### [The problem]
Restate each line word for word. Leave out every picture.

(Figure collection entries)
##########
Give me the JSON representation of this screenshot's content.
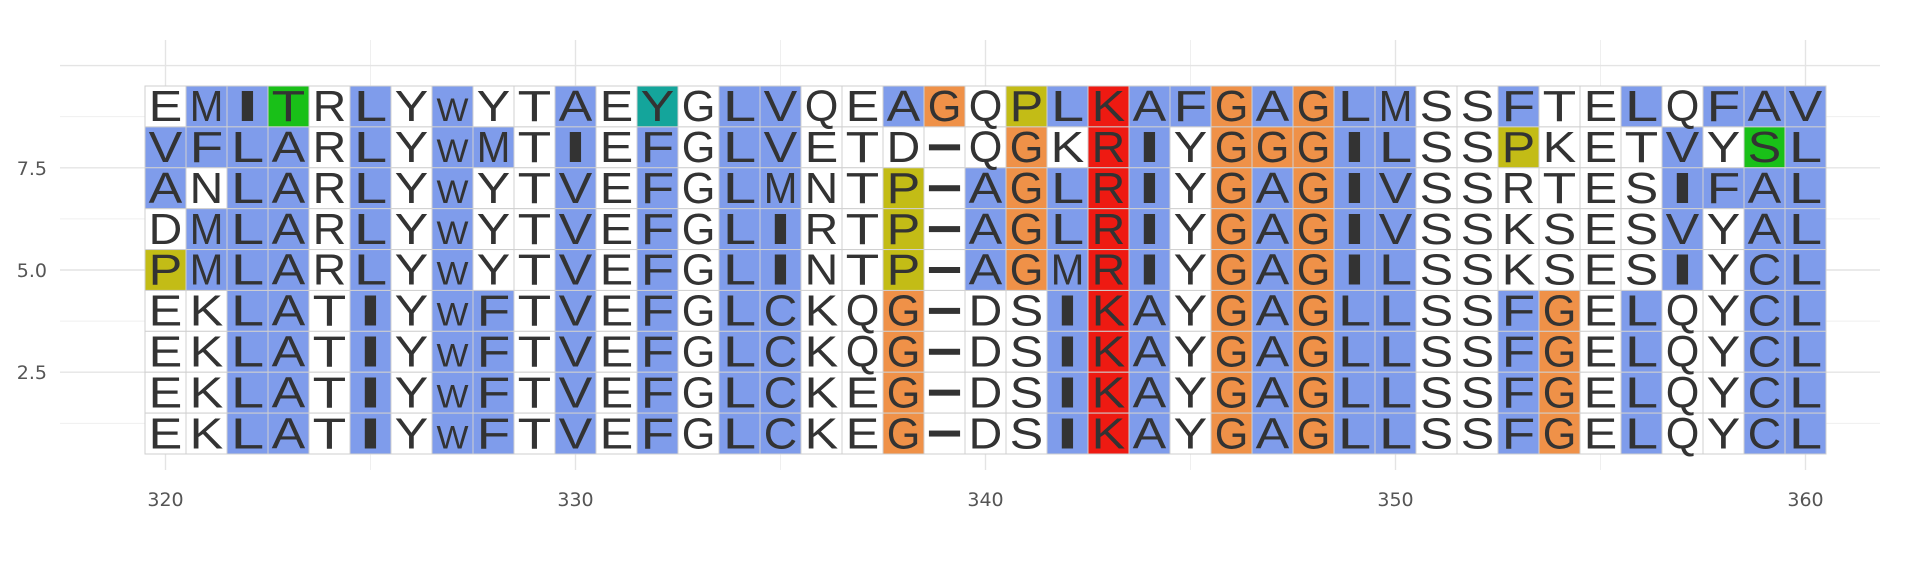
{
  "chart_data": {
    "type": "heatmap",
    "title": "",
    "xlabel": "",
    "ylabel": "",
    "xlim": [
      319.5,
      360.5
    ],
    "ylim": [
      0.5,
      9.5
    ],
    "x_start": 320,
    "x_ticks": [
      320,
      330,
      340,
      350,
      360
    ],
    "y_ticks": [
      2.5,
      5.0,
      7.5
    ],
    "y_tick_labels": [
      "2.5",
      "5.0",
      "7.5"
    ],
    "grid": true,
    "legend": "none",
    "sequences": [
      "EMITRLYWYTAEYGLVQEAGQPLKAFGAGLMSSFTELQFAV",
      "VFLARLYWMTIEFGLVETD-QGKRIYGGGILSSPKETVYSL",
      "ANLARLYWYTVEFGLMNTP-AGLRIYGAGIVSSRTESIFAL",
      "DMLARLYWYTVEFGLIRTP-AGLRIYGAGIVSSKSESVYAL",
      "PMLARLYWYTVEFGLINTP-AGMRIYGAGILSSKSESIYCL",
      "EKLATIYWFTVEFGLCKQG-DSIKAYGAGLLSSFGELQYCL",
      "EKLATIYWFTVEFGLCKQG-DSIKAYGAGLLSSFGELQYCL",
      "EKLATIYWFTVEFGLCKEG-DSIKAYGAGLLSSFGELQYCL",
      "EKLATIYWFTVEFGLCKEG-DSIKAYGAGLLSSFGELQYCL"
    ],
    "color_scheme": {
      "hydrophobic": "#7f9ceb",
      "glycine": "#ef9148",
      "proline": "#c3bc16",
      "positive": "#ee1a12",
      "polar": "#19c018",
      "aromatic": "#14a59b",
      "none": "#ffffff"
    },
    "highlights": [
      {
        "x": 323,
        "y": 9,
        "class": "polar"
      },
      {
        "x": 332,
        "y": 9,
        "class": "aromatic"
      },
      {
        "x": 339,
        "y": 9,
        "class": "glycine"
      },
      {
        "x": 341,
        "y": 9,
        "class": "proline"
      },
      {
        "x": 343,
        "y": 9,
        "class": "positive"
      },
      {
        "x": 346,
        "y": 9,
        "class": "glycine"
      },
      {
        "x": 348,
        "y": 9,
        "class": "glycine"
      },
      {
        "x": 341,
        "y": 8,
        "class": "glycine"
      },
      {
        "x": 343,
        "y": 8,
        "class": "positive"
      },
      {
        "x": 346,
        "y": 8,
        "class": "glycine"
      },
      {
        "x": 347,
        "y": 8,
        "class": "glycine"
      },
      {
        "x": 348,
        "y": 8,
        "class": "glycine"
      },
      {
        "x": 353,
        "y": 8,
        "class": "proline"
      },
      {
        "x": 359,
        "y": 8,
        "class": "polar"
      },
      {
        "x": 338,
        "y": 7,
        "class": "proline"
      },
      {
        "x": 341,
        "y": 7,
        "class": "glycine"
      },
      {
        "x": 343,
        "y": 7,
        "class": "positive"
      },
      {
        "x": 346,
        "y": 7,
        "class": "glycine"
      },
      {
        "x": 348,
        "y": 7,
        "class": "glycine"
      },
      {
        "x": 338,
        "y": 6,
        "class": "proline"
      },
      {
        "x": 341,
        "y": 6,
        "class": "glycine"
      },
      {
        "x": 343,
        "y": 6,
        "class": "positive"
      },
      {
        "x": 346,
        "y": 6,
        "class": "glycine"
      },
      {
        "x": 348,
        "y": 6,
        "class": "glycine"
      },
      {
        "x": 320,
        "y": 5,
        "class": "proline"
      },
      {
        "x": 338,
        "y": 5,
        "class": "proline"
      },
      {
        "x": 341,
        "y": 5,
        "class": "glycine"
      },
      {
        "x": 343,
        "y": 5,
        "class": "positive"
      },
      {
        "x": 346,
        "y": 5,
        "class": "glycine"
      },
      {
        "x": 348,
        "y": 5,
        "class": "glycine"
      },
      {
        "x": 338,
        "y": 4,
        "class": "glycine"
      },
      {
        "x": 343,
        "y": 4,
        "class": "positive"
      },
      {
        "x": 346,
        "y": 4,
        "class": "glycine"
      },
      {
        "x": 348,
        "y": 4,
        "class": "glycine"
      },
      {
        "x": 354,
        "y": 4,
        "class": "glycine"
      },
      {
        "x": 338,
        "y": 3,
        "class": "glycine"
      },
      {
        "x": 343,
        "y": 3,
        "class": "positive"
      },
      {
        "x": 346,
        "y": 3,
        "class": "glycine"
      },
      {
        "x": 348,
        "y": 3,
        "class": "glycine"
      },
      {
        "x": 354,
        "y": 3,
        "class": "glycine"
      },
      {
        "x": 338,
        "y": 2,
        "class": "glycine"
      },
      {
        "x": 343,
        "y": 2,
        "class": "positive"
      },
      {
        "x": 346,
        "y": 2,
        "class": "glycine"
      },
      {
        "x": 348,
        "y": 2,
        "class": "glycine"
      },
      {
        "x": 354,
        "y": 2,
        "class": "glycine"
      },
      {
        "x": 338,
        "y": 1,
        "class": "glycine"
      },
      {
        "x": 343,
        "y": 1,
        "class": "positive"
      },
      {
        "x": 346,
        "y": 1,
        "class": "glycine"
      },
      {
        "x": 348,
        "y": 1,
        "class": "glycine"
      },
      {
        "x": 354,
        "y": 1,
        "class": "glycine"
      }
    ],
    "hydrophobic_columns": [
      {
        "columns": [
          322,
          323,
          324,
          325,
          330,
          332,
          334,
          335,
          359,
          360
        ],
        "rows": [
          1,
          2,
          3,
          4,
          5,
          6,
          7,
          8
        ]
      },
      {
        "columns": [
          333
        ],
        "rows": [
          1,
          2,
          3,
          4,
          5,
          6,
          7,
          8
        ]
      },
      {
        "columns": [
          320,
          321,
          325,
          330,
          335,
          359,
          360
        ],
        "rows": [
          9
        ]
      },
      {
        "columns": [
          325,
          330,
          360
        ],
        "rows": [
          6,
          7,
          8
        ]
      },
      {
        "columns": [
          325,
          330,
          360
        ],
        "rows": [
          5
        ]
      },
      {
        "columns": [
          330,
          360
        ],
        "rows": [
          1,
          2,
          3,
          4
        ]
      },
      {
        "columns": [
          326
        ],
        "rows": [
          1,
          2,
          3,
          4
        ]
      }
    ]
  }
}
##########
### [Complete response]
Give me the JSON representation of this screenshot's content.
{
  "chart_data": {
    "type": "heatmap",
    "title": "",
    "xlabel": "",
    "ylabel": "",
    "xlim": [
      319.5,
      360.5
    ],
    "ylim": [
      0.5,
      9.5
    ],
    "x_start": 320,
    "x_ticks": [
      320,
      330,
      340,
      350,
      360
    ],
    "y_ticks": [
      2.5,
      5.0,
      7.5
    ],
    "y_tick_labels": [
      "2.5",
      "5.0",
      "7.5"
    ],
    "grid": true,
    "legend": "none",
    "sequences": [
      "EMITRLYWYTAEYGLVQEAGQPLKAFGAGLMSSFTELQFAV",
      "VFLARLYWMTIEFGLVETD-QGKRIYGGGILSSPKETVYSL",
      "ANLARLYWYTVEFGLMNTP-AGLRIYGAGIVSSRTESIFAL",
      "DMLARLYWYTVEFGLIRTP-AGLRIYGAGIVSSKSESVYAL",
      "PMLARLYWYTVEFGLINTP-AGMRIYGAGILSSKSESIYCL",
      "EKLATIYWFTVEFGLCKQG-DSIKAYGAGLLSSFGELQYCL",
      "EKLATIYWFTVEFGLCKQG-DSIKAYGAGLLSSFGELQYCL",
      "EKLATIYWFTVEFGLCKEG-DSIKAYGAGLLSSFGELQYCL",
      "EKLATIYWFTVEFGLCKEG-DSIKAYGAGLLSSFGELQYCL"
    ],
    "color_scheme": {
      "hydrophobic": "#7f9ceb",
      "glycine": "#ef9148",
      "proline": "#c3bc16",
      "positive": "#ee1a12",
      "polar": "#19c018",
      "aromatic": "#14a59b",
      "none": "#ffffff"
    },
    "highlights": [
      {
        "x": 323,
        "y": 9,
        "class": "polar"
      },
      {
        "x": 332,
        "y": 9,
        "class": "aromatic"
      },
      {
        "x": 339,
        "y": 9,
        "class": "glycine"
      },
      {
        "x": 341,
        "y": 9,
        "class": "proline"
      },
      {
        "x": 343,
        "y": 9,
        "class": "positive"
      },
      {
        "x": 346,
        "y": 9,
        "class": "glycine"
      },
      {
        "x": 348,
        "y": 9,
        "class": "glycine"
      },
      {
        "x": 341,
        "y": 8,
        "class": "glycine"
      },
      {
        "x": 343,
        "y": 8,
        "class": "positive"
      },
      {
        "x": 346,
        "y": 8,
        "class": "glycine"
      },
      {
        "x": 347,
        "y": 8,
        "class": "glycine"
      },
      {
        "x": 348,
        "y": 8,
        "class": "glycine"
      },
      {
        "x": 353,
        "y": 8,
        "class": "proline"
      },
      {
        "x": 359,
        "y": 8,
        "class": "polar"
      },
      {
        "x": 338,
        "y": 7,
        "class": "proline"
      },
      {
        "x": 341,
        "y": 7,
        "class": "glycine"
      },
      {
        "x": 343,
        "y": 7,
        "class": "positive"
      },
      {
        "x": 346,
        "y": 7,
        "class": "glycine"
      },
      {
        "x": 348,
        "y": 7,
        "class": "glycine"
      },
      {
        "x": 338,
        "y": 6,
        "class": "proline"
      },
      {
        "x": 341,
        "y": 6,
        "class": "glycine"
      },
      {
        "x": 343,
        "y": 6,
        "class": "positive"
      },
      {
        "x": 346,
        "y": 6,
        "class": "glycine"
      },
      {
        "x": 348,
        "y": 6,
        "class": "glycine"
      },
      {
        "x": 320,
        "y": 5,
        "class": "proline"
      },
      {
        "x": 338,
        "y": 5,
        "class": "proline"
      },
      {
        "x": 341,
        "y": 5,
        "class": "glycine"
      },
      {
        "x": 343,
        "y": 5,
        "class": "positive"
      },
      {
        "x": 346,
        "y": 5,
        "class": "glycine"
      },
      {
        "x": 348,
        "y": 5,
        "class": "glycine"
      },
      {
        "x": 338,
        "y": 4,
        "class": "glycine"
      },
      {
        "x": 343,
        "y": 4,
        "class": "positive"
      },
      {
        "x": 346,
        "y": 4,
        "class": "glycine"
      },
      {
        "x": 348,
        "y": 4,
        "class": "glycine"
      },
      {
        "x": 354,
        "y": 4,
        "class": "glycine"
      },
      {
        "x": 338,
        "y": 3,
        "class": "glycine"
      },
      {
        "x": 343,
        "y": 3,
        "class": "positive"
      },
      {
        "x": 346,
        "y": 3,
        "class": "glycine"
      },
      {
        "x": 348,
        "y": 3,
        "class": "glycine"
      },
      {
        "x": 354,
        "y": 3,
        "class": "glycine"
      },
      {
        "x": 338,
        "y": 2,
        "class": "glycine"
      },
      {
        "x": 343,
        "y": 2,
        "class": "positive"
      },
      {
        "x": 346,
        "y": 2,
        "class": "glycine"
      },
      {
        "x": 348,
        "y": 2,
        "class": "glycine"
      },
      {
        "x": 354,
        "y": 2,
        "class": "glycine"
      },
      {
        "x": 338,
        "y": 1,
        "class": "glycine"
      },
      {
        "x": 343,
        "y": 1,
        "class": "positive"
      },
      {
        "x": 346,
        "y": 1,
        "class": "glycine"
      },
      {
        "x": 348,
        "y": 1,
        "class": "glycine"
      },
      {
        "x": 354,
        "y": 1,
        "class": "glycine"
      }
    ],
    "hydrophobic_columns": [
      {
        "columns": [
          322,
          323,
          324,
          325,
          330,
          332,
          334,
          335,
          359,
          360
        ],
        "rows": [
          1,
          2,
          3,
          4,
          5,
          6,
          7,
          8
        ]
      },
      {
        "columns": [
          333
        ],
        "rows": [
          1,
          2,
          3,
          4,
          5,
          6,
          7,
          8
        ]
      },
      {
        "columns": [
          320,
          321,
          325,
          330,
          335,
          359,
          360
        ],
        "rows": [
          9
        ]
      },
      {
        "columns": [
          325,
          330,
          360
        ],
        "rows": [
          6,
          7,
          8
        ]
      },
      {
        "columns": [
          325,
          330,
          360
        ],
        "rows": [
          5
        ]
      },
      {
        "columns": [
          330,
          360
        ],
        "rows": [
          1,
          2,
          3,
          4
        ]
      },
      {
        "columns": [
          326
        ],
        "rows": [
          1,
          2,
          3,
          4
        ]
      }
    ]
  }
}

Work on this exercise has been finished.